The task >> Starting at the first line of the records and ending at the line containing "280, 118, 298]", write those lines out again, swapping "day-number" for "date-number" and leaving everything else unchanged.

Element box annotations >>
--- start ---

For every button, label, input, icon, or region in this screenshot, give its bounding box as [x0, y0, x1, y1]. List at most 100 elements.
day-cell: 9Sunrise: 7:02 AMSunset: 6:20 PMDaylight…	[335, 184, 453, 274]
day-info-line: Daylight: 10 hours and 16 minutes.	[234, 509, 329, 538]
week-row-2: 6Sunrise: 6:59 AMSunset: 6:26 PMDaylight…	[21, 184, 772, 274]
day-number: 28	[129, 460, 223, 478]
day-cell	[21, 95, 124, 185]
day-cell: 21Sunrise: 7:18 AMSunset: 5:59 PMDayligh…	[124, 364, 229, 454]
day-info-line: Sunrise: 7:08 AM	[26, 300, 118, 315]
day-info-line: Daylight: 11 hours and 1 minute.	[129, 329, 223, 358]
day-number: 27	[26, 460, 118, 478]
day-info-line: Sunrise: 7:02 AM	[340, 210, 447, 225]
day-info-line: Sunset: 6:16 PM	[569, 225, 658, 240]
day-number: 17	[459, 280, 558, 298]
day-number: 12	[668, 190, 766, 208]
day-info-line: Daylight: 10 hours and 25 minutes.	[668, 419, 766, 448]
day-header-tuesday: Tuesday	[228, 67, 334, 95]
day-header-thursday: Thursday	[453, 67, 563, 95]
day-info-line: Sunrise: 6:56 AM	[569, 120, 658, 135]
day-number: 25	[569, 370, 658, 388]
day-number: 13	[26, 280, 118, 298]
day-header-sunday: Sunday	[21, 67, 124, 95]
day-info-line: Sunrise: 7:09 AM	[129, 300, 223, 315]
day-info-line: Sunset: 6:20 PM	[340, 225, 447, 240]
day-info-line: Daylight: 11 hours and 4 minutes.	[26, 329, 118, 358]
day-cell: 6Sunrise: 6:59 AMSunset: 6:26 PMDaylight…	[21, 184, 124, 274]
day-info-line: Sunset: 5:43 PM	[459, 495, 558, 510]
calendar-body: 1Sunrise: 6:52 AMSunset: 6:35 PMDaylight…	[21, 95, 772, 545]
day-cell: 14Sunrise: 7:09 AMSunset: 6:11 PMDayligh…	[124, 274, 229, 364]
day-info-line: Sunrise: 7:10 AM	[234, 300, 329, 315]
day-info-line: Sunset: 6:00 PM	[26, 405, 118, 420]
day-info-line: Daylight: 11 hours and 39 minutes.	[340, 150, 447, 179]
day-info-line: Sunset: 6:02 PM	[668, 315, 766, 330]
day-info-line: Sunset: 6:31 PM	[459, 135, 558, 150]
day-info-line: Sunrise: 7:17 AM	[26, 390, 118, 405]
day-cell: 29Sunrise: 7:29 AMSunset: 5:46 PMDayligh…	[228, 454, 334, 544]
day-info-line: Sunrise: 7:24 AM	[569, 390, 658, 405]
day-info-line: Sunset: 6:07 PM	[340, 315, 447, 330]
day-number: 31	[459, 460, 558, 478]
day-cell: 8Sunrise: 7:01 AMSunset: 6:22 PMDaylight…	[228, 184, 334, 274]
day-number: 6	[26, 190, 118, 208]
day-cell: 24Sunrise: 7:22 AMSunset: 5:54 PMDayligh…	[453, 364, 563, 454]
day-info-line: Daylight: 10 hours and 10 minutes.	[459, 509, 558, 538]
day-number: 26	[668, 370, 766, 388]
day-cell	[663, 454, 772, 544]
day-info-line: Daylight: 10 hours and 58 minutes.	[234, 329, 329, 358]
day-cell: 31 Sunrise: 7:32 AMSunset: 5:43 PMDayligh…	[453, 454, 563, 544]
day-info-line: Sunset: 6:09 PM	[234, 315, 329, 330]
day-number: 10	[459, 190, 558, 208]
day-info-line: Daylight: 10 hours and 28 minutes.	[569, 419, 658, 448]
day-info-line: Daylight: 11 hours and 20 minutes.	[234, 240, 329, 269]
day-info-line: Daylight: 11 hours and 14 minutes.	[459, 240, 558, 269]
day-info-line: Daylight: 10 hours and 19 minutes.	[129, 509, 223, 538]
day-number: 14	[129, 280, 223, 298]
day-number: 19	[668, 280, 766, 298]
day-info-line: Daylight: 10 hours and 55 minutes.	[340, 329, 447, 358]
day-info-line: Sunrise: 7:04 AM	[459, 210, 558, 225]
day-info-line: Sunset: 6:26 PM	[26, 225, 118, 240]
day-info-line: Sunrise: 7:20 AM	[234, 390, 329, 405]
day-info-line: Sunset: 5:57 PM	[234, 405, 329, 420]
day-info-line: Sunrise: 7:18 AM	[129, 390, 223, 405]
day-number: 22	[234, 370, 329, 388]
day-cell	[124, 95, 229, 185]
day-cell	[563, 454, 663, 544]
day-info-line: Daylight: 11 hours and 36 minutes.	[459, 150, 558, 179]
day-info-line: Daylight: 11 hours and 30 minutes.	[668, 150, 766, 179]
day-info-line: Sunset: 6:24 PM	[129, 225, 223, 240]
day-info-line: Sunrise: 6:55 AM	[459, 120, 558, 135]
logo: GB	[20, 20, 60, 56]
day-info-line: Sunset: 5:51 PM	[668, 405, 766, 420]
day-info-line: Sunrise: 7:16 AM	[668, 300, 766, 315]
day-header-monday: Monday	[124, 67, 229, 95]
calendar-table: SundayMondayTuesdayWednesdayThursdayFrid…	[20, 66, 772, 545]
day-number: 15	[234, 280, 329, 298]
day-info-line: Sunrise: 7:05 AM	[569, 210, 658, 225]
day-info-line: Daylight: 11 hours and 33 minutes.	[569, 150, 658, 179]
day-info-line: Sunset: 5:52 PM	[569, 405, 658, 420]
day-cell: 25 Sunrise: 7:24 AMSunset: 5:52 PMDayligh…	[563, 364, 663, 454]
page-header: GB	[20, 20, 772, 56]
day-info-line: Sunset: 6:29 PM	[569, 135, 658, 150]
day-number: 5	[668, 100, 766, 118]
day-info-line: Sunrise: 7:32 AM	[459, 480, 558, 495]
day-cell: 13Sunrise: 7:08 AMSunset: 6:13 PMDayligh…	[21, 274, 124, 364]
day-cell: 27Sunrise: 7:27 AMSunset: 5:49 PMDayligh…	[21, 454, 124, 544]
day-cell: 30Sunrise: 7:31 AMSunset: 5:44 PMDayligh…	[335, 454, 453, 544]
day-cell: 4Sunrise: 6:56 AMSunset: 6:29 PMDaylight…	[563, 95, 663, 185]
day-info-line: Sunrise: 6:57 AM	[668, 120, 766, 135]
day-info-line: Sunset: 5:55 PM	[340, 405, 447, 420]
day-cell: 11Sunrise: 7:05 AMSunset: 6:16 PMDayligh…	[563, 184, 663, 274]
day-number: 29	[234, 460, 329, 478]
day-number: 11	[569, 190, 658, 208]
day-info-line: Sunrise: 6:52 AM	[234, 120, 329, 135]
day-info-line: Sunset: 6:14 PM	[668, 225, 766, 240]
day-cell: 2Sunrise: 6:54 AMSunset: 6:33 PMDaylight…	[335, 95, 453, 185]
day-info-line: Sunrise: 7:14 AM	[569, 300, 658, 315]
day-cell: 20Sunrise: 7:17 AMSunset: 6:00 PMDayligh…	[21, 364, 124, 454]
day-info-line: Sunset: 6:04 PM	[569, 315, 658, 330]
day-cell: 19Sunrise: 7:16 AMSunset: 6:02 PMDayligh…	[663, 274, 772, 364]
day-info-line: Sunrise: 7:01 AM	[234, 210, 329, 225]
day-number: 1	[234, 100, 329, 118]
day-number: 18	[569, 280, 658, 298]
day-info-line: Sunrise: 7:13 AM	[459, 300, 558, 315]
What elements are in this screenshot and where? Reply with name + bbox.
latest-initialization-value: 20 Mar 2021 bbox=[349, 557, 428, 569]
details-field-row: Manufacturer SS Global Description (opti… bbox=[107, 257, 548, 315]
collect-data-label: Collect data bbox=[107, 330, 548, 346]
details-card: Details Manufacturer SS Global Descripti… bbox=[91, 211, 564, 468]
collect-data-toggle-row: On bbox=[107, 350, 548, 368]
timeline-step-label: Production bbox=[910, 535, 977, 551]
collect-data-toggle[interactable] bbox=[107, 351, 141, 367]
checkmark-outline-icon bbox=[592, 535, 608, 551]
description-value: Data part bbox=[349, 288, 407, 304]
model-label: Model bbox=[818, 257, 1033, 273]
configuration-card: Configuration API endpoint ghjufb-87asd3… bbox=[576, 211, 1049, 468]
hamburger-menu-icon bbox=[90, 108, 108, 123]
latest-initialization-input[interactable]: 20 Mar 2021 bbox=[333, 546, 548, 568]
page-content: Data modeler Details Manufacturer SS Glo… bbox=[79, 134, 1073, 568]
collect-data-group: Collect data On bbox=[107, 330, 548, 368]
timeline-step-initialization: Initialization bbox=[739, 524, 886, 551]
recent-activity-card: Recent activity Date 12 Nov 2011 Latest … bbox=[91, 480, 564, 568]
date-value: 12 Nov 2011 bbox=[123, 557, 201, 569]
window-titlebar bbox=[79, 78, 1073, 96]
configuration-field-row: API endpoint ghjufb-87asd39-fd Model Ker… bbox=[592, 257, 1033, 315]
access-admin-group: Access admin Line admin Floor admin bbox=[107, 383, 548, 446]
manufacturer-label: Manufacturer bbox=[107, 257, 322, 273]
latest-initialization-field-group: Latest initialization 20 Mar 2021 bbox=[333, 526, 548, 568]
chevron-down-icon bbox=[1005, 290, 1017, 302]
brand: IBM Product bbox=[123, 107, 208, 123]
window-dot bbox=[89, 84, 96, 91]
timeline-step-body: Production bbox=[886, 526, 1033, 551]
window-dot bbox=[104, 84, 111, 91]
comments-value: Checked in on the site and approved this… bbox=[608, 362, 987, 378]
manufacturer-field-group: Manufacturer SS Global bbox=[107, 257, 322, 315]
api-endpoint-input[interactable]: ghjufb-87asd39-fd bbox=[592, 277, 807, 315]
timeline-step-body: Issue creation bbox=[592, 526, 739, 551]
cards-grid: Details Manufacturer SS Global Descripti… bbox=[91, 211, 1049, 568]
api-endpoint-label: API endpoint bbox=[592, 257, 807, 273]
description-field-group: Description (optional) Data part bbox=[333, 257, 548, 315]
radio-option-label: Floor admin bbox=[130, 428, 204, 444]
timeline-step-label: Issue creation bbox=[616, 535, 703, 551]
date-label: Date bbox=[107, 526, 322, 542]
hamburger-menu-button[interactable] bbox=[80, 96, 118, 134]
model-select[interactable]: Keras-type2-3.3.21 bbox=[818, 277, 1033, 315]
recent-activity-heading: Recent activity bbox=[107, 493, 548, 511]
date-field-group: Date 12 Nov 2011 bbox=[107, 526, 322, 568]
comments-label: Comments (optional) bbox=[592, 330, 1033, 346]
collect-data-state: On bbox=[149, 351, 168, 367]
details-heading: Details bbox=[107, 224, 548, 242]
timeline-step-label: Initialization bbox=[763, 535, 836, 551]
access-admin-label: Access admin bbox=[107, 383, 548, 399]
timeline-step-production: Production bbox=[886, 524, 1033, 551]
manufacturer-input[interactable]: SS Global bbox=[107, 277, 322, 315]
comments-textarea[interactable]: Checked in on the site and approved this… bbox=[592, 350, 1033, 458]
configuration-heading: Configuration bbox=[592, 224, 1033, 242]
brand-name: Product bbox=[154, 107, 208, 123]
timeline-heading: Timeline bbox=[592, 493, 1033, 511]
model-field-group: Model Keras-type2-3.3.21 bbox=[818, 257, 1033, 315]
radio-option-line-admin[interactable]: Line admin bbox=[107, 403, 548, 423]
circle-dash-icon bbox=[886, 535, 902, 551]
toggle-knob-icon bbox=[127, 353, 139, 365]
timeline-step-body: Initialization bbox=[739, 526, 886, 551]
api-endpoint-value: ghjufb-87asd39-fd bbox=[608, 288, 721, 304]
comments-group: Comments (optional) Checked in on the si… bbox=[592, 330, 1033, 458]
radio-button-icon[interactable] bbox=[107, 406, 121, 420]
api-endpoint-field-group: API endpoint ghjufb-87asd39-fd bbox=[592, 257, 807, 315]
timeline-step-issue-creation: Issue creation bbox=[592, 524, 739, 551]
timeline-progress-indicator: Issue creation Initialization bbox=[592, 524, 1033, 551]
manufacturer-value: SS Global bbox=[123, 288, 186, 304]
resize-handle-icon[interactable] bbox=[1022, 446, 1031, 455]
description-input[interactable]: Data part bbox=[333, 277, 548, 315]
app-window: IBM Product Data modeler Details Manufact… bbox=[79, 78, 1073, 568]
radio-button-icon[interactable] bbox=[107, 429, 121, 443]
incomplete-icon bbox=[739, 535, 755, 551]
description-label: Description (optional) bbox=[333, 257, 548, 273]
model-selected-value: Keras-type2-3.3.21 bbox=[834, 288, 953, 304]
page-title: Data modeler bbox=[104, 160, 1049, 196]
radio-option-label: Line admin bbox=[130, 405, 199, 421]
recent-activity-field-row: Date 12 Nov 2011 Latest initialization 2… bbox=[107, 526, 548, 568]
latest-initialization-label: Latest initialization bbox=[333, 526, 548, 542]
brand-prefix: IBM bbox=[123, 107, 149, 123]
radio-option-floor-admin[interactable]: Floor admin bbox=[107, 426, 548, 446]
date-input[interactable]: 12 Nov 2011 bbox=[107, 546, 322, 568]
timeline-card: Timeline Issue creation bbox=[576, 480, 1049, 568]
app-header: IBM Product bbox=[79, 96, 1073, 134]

--- end ---

Exercise solution >>
For every button, label, input, icon, or region in this screenshot, give its bounding box as [x0, y0, x1, y1]. List at most 100 elements.
day-cell: 9Sunrise: 7:02 AMSunset: 6:20 PMDaylight…	[335, 184, 453, 274]
day-info-line: Daylight: 10 hours and 16 minutes.	[234, 509, 329, 538]
week-row-2: 6Sunrise: 6:59 AMSunset: 6:26 PMDaylight…	[21, 184, 772, 274]
date-number: 28	[129, 460, 223, 478]
day-cell	[21, 95, 124, 185]
day-cell: 21Sunrise: 7:18 AMSunset: 5:59 PMDayligh…	[124, 364, 229, 454]
day-info-line: Sunrise: 7:08 AM	[26, 300, 118, 315]
day-info-line: Daylight: 11 hours and 1 minute.	[129, 329, 223, 358]
date-number: 27	[26, 460, 118, 478]
day-info-line: Sunrise: 7:02 AM	[340, 210, 447, 225]
day-info-line: Sunset: 6:16 PM	[569, 225, 658, 240]
date-number: 17	[459, 280, 558, 298]
date-number: 12	[668, 190, 766, 208]
day-info-line: Daylight: 10 hours and 25 minutes.	[668, 419, 766, 448]
day-header-tuesday: Tuesday	[228, 67, 334, 95]
day-header-thursday: Thursday	[453, 67, 563, 95]
day-info-line: Sunrise: 6:56 AM	[569, 120, 658, 135]
date-number: 25	[569, 370, 658, 388]
date-number: 13	[26, 280, 118, 298]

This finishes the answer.